#### Written task:
Search the material for the string "Freq", then return every line where it is found.

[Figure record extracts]
################
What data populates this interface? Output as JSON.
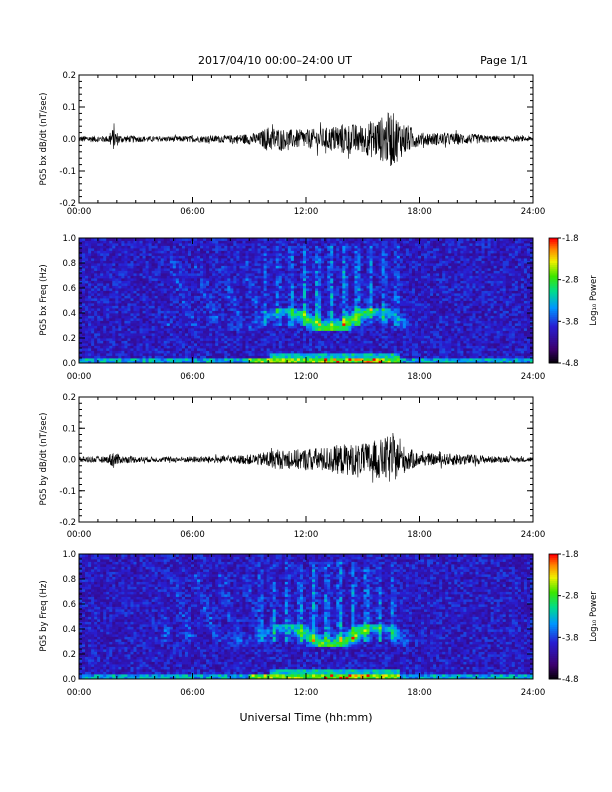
{
  "header": {
    "title": "2017/04/10  00:00–24:00 UT",
    "page": "Page 1/1"
  },
  "xlabel": "Universal Time (hh:mm)",
  "colors": {
    "background": "#ffffff",
    "axis": "#000000",
    "waveform": "#000000"
  },
  "chart_data": [
    {
      "type": "line",
      "ylabel": "PG5 bx dB/dt (nT/sec)",
      "xlim": [
        0,
        24
      ],
      "ylim": [
        -0.2,
        0.2
      ],
      "x_ticks": [
        "00:00",
        "06:00",
        "12:00",
        "18:00",
        "24:00"
      ],
      "y_ticks": [
        "-0.2",
        "-0.1",
        "0.0",
        "0.1",
        "0.2"
      ],
      "envelope": {
        "hours": [
          0,
          1.5,
          1.8,
          2.2,
          4,
          6,
          8,
          9.5,
          10,
          11,
          12,
          13,
          14,
          15,
          15.5,
          16,
          16.5,
          17,
          17.5,
          18,
          19,
          20,
          21,
          22,
          23,
          24
        ],
        "amplitude": [
          0.01,
          0.01,
          0.035,
          0.012,
          0.008,
          0.01,
          0.012,
          0.02,
          0.04,
          0.03,
          0.03,
          0.035,
          0.05,
          0.045,
          0.06,
          0.07,
          0.09,
          0.06,
          0.04,
          0.02,
          0.02,
          0.018,
          0.015,
          0.01,
          0.008,
          0.008
        ]
      }
    },
    {
      "type": "heatmap",
      "ylabel": "PG5 bx Freq (Hz)",
      "xlim": [
        0,
        24
      ],
      "ylim": [
        0,
        1.0
      ],
      "x_ticks": [
        "00:00",
        "06:00",
        "12:00",
        "18:00",
        "24:00"
      ],
      "y_ticks": [
        "0.0",
        "0.2",
        "0.4",
        "0.6",
        "0.8",
        "1.0"
      ],
      "colorbar": {
        "label": "Log₁₀ Power",
        "range": [
          -4.8,
          -1.8
        ],
        "ticks": [
          "-1.8",
          "-2.8",
          "-3.8",
          "-4.8"
        ]
      },
      "features": {
        "low_band_hours": [
          0,
          24
        ],
        "activity_hours": [
          4.5,
          17.5
        ],
        "peak_hours": [
          11,
          16.5
        ]
      }
    },
    {
      "type": "line",
      "ylabel": "PG5 by dB/dt (nT/sec)",
      "xlim": [
        0,
        24
      ],
      "ylim": [
        -0.2,
        0.2
      ],
      "x_ticks": [
        "00:00",
        "06:00",
        "12:00",
        "18:00",
        "24:00"
      ],
      "y_ticks": [
        "-0.2",
        "-0.1",
        "0.0",
        "0.1",
        "0.2"
      ],
      "envelope": {
        "hours": [
          0,
          1.5,
          1.8,
          2.2,
          4,
          6,
          8,
          9.5,
          10,
          11,
          12,
          13,
          14,
          15,
          15.5,
          16,
          16.5,
          17,
          17.5,
          18,
          19,
          20,
          21,
          22,
          23,
          24
        ],
        "amplitude": [
          0.01,
          0.01,
          0.03,
          0.012,
          0.008,
          0.01,
          0.012,
          0.018,
          0.03,
          0.03,
          0.035,
          0.04,
          0.05,
          0.05,
          0.06,
          0.065,
          0.08,
          0.05,
          0.035,
          0.02,
          0.018,
          0.02,
          0.015,
          0.01,
          0.008,
          0.008
        ]
      }
    },
    {
      "type": "heatmap",
      "ylabel": "PG5 by Freq (Hz)",
      "xlim": [
        0,
        24
      ],
      "ylim": [
        0,
        1.0
      ],
      "x_ticks": [
        "00:00",
        "06:00",
        "12:00",
        "18:00",
        "24:00"
      ],
      "y_ticks": [
        "0.0",
        "0.2",
        "0.4",
        "0.6",
        "0.8",
        "1.0"
      ],
      "colorbar": {
        "label": "Log₁₀ Power",
        "range": [
          -4.8,
          -1.8
        ],
        "ticks": [
          "-1.8",
          "-2.8",
          "-3.8",
          "-4.8"
        ]
      },
      "features": {
        "low_band_hours": [
          0,
          24
        ],
        "activity_hours": [
          4.5,
          17.5
        ],
        "peak_hours": [
          11,
          16.5
        ]
      }
    }
  ]
}
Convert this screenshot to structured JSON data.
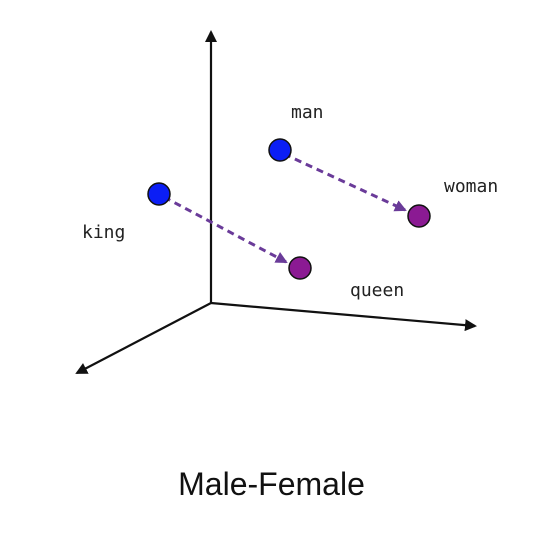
{
  "caption": "Male-Female",
  "words": {
    "man": "man",
    "woman": "woman",
    "king": "king",
    "queen": "queen"
  },
  "colors": {
    "male_point": "#0b1ef5",
    "female_point": "#8b1a93",
    "arrow": "#6a3b99",
    "axis": "#111111"
  }
}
################
#### Correct answer:
      "ylabel": "PG5 bx Freq (Hz)",
      "ylabel": "PG5 by Freq (Hz)",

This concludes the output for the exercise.